The request: Reproduce the data below word for word, line by line, omitting the picture.

Supplied data:

┄┄┄┄┄┄

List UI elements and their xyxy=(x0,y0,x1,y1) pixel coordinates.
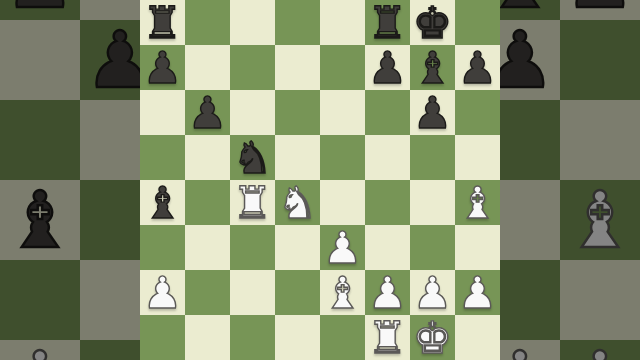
square-d8[interactable] xyxy=(275,0,320,45)
piece-black-pawn[interactable]: ♟ xyxy=(458,46,497,90)
square-a8[interactable]: ♜ xyxy=(140,0,185,45)
square-f3[interactable] xyxy=(365,225,410,270)
square-h1[interactable] xyxy=(455,315,500,360)
square-b3[interactable] xyxy=(185,225,230,270)
square-b2[interactable] xyxy=(185,270,230,315)
piece-white-pawn[interactable]: ♟ xyxy=(323,226,362,270)
square-e1[interactable] xyxy=(320,315,365,360)
piece-black-pawn[interactable]: ♟ xyxy=(413,91,452,135)
square-g4[interactable] xyxy=(410,180,455,225)
square-g5[interactable] xyxy=(410,135,455,180)
square-a4[interactable]: ♝ xyxy=(140,180,185,225)
piece-white-rook[interactable]: ♜ xyxy=(368,316,407,360)
square-c8[interactable] xyxy=(230,0,275,45)
square-d1[interactable] xyxy=(275,315,320,360)
square-a7[interactable]: ♟ xyxy=(140,45,185,90)
square-f4[interactable] xyxy=(365,180,410,225)
piece-white-knight[interactable]: ♞ xyxy=(278,181,317,225)
square-b7[interactable] xyxy=(185,45,230,90)
piece-black-bishop[interactable]: ♝ xyxy=(143,181,182,225)
square-g8[interactable]: ♚ xyxy=(410,0,455,45)
square-d4[interactable]: ♞ xyxy=(275,180,320,225)
square-a1[interactable] xyxy=(140,315,185,360)
square-g2[interactable]: ♟ xyxy=(410,270,455,315)
piece-black-rook[interactable]: ♜ xyxy=(143,1,182,45)
square-h5[interactable] xyxy=(455,135,500,180)
square-c1[interactable] xyxy=(230,315,275,360)
piece-black-knight[interactable]: ♞ xyxy=(233,136,272,180)
square-b8[interactable] xyxy=(185,0,230,45)
piece-white-pawn[interactable]: ♟ xyxy=(368,271,407,315)
square-h6[interactable] xyxy=(455,90,500,135)
square-c7[interactable] xyxy=(230,45,275,90)
square-f1[interactable]: ♜ xyxy=(365,315,410,360)
square-b4[interactable] xyxy=(185,180,230,225)
square-e5[interactable] xyxy=(320,135,365,180)
square-d5[interactable] xyxy=(275,135,320,180)
square-f7[interactable]: ♟ xyxy=(365,45,410,90)
piece-white-king[interactable]: ♚ xyxy=(413,316,452,360)
piece-white-pawn[interactable]: ♟ xyxy=(143,271,182,315)
square-g1[interactable]: ♚ xyxy=(410,315,455,360)
piece-black-pawn[interactable]: ♟ xyxy=(368,46,407,90)
piece-black-king[interactable]: ♚ xyxy=(413,1,452,45)
chess-board[interactable]: ♜♜♚♟♟♝♟♟♟♞♝♜♞♝♟♟♝♟♟♟♜♚ xyxy=(140,0,500,360)
piece-black-bishop[interactable]: ♝ xyxy=(413,46,452,90)
piece-white-pawn[interactable]: ♟ xyxy=(413,271,452,315)
piece-black-pawn[interactable]: ♟ xyxy=(143,46,182,90)
shorts-video-frame: ♜♜♚♟♟♝♟♟♟♞♝♜♞♝♟♟♝♟♟♟♜♚ ♜♜♚♟♟♝♟♟♟♞♝♜♞♝♟♟♝… xyxy=(0,0,640,360)
piece-black-pawn[interactable]: ♟ xyxy=(188,91,227,135)
piece-white-rook[interactable]: ♜ xyxy=(233,181,272,225)
square-c3[interactable] xyxy=(230,225,275,270)
square-c4[interactable]: ♜ xyxy=(230,180,275,225)
piece-black-rook[interactable]: ♜ xyxy=(368,1,407,45)
square-b1[interactable] xyxy=(185,315,230,360)
square-f2[interactable]: ♟ xyxy=(365,270,410,315)
square-c2[interactable] xyxy=(230,270,275,315)
square-f8[interactable]: ♜ xyxy=(365,0,410,45)
square-h8[interactable] xyxy=(455,0,500,45)
piece-white-bishop[interactable]: ♝ xyxy=(323,271,362,315)
square-f6[interactable] xyxy=(365,90,410,135)
square-d2[interactable] xyxy=(275,270,320,315)
square-g7[interactable]: ♝ xyxy=(410,45,455,90)
square-d7[interactable] xyxy=(275,45,320,90)
square-a6[interactable] xyxy=(140,90,185,135)
square-b6[interactable]: ♟ xyxy=(185,90,230,135)
square-c5[interactable]: ♞ xyxy=(230,135,275,180)
square-e8[interactable] xyxy=(320,0,365,45)
square-f5[interactable] xyxy=(365,135,410,180)
square-e7[interactable] xyxy=(320,45,365,90)
square-h7[interactable]: ♟ xyxy=(455,45,500,90)
square-b5[interactable] xyxy=(185,135,230,180)
square-e6[interactable] xyxy=(320,90,365,135)
square-a3[interactable] xyxy=(140,225,185,270)
square-h3[interactable] xyxy=(455,225,500,270)
square-e4[interactable] xyxy=(320,180,365,225)
square-e3[interactable]: ♟ xyxy=(320,225,365,270)
square-d3[interactable] xyxy=(275,225,320,270)
square-d6[interactable] xyxy=(275,90,320,135)
square-g6[interactable]: ♟ xyxy=(410,90,455,135)
square-e2[interactable]: ♝ xyxy=(320,270,365,315)
square-h4[interactable]: ♝ xyxy=(455,180,500,225)
piece-white-bishop[interactable]: ♝ xyxy=(458,181,497,225)
square-c6[interactable] xyxy=(230,90,275,135)
square-a2[interactable]: ♟ xyxy=(140,270,185,315)
square-g3[interactable] xyxy=(410,225,455,270)
square-a5[interactable] xyxy=(140,135,185,180)
piece-white-pawn[interactable]: ♟ xyxy=(458,271,497,315)
square-h2[interactable]: ♟ xyxy=(455,270,500,315)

┄┄┄┄┄┄

Full solution:
List UI elements and their xyxy=(x0,y0,x1,y1) pixel coordinates.
square-d8[interactable] xyxy=(275,0,320,45)
piece-black-pawn[interactable]: ♟ xyxy=(458,46,497,90)
square-a8[interactable]: ♜ xyxy=(140,0,185,45)
square-f3[interactable] xyxy=(365,225,410,270)
square-h1[interactable] xyxy=(455,315,500,360)
square-b3[interactable] xyxy=(185,225,230,270)
square-b2[interactable] xyxy=(185,270,230,315)
piece-white-pawn[interactable]: ♟ xyxy=(323,226,362,270)
square-e1[interactable] xyxy=(320,315,365,360)
piece-black-pawn[interactable]: ♟ xyxy=(413,91,452,135)
square-g4[interactable] xyxy=(410,180,455,225)
square-g5[interactable] xyxy=(410,135,455,180)
square-a4[interactable]: ♝ xyxy=(140,180,185,225)
piece-white-rook[interactable]: ♜ xyxy=(368,316,407,360)
square-c8[interactable] xyxy=(230,0,275,45)
square-d1[interactable] xyxy=(275,315,320,360)
square-a7[interactable]: ♟ xyxy=(140,45,185,90)
square-f4[interactable] xyxy=(365,180,410,225)
piece-white-knight[interactable]: ♞ xyxy=(278,181,317,225)
square-b7[interactable] xyxy=(185,45,230,90)
piece-black-bishop[interactable]: ♝ xyxy=(143,181,182,225)
square-g8[interactable]: ♚ xyxy=(410,0,455,45)
square-d4[interactable]: ♞ xyxy=(275,180,320,225)
square-a1[interactable] xyxy=(140,315,185,360)
square-g2[interactable]: ♟ xyxy=(410,270,455,315)
piece-black-rook[interactable]: ♜ xyxy=(143,1,182,45)
square-h5[interactable] xyxy=(455,135,500,180)
square-c1[interactable] xyxy=(230,315,275,360)
piece-black-knight[interactable]: ♞ xyxy=(233,136,272,180)
square-b8[interactable] xyxy=(185,0,230,45)
piece-white-pawn[interactable]: ♟ xyxy=(368,271,407,315)
square-h6[interactable] xyxy=(455,90,500,135)
square-c7[interactable] xyxy=(230,45,275,90)
square-f1[interactable]: ♜ xyxy=(365,315,410,360)
square-b4[interactable] xyxy=(185,180,230,225)
square-e5[interactable] xyxy=(320,135,365,180)
square-d5[interactable] xyxy=(275,135,320,180)
square-f7[interactable]: ♟ xyxy=(365,45,410,90)
piece-white-king[interactable]: ♚ xyxy=(413,316,452,360)
piece-white-pawn[interactable]: ♟ xyxy=(143,271,182,315)
square-g1[interactable]: ♚ xyxy=(410,315,455,360)
piece-black-pawn[interactable]: ♟ xyxy=(368,46,407,90)
piece-black-king[interactable]: ♚ xyxy=(413,1,452,45)
chess-board[interactable]: ♜♜♚♟♟♝♟♟♟♞♝♜♞♝♟♟♝♟♟♟♜♚ xyxy=(140,0,500,360)
piece-black-bishop[interactable]: ♝ xyxy=(413,46,452,90)
piece-white-pawn[interactable]: ♟ xyxy=(413,271,452,315)
piece-black-pawn[interactable]: ♟ xyxy=(143,46,182,90)
shorts-video-frame: ♜♜♚♟♟♝♟♟♟♞♝♜♞♝♟♟♝♟♟♟♜♚ ♜♜♚♟♟♝♟♟♟♞♝♜♞♝♟♟♝… xyxy=(0,0,640,360)
piece-black-pawn[interactable]: ♟ xyxy=(188,91,227,135)
piece-white-rook[interactable]: ♜ xyxy=(233,181,272,225)
square-c3[interactable] xyxy=(230,225,275,270)
square-c4[interactable]: ♜ xyxy=(230,180,275,225)
piece-black-rook[interactable]: ♜ xyxy=(368,1,407,45)
square-b1[interactable] xyxy=(185,315,230,360)
square-f2[interactable]: ♟ xyxy=(365,270,410,315)
square-c2[interactable] xyxy=(230,270,275,315)
square-f8[interactable]: ♜ xyxy=(365,0,410,45)
square-h8[interactable] xyxy=(455,0,500,45)
piece-white-bishop[interactable]: ♝ xyxy=(323,271,362,315)
square-f6[interactable] xyxy=(365,90,410,135)
square-d2[interactable] xyxy=(275,270,320,315)
square-g7[interactable]: ♝ xyxy=(410,45,455,90)
square-d7[interactable] xyxy=(275,45,320,90)
square-a6[interactable] xyxy=(140,90,185,135)
square-b6[interactable]: ♟ xyxy=(185,90,230,135)
square-c5[interactable]: ♞ xyxy=(230,135,275,180)
square-e8[interactable] xyxy=(320,0,365,45)
square-f5[interactable] xyxy=(365,135,410,180)
square-e7[interactable] xyxy=(320,45,365,90)
square-h7[interactable]: ♟ xyxy=(455,45,500,90)
square-b5[interactable] xyxy=(185,135,230,180)
square-e6[interactable] xyxy=(320,90,365,135)
square-a3[interactable] xyxy=(140,225,185,270)
square-h3[interactable] xyxy=(455,225,500,270)
square-e4[interactable] xyxy=(320,180,365,225)
square-e3[interactable]: ♟ xyxy=(320,225,365,270)
square-d3[interactable] xyxy=(275,225,320,270)
square-d6[interactable] xyxy=(275,90,320,135)
square-g6[interactable]: ♟ xyxy=(410,90,455,135)
square-e2[interactable]: ♝ xyxy=(320,270,365,315)
square-h4[interactable]: ♝ xyxy=(455,180,500,225)
piece-white-bishop[interactable]: ♝ xyxy=(458,181,497,225)
square-c6[interactable] xyxy=(230,90,275,135)
square-a2[interactable]: ♟ xyxy=(140,270,185,315)
square-g3[interactable] xyxy=(410,225,455,270)
square-a5[interactable] xyxy=(140,135,185,180)
piece-white-pawn[interactable]: ♟ xyxy=(458,271,497,315)
square-h2[interactable]: ♟ xyxy=(455,270,500,315)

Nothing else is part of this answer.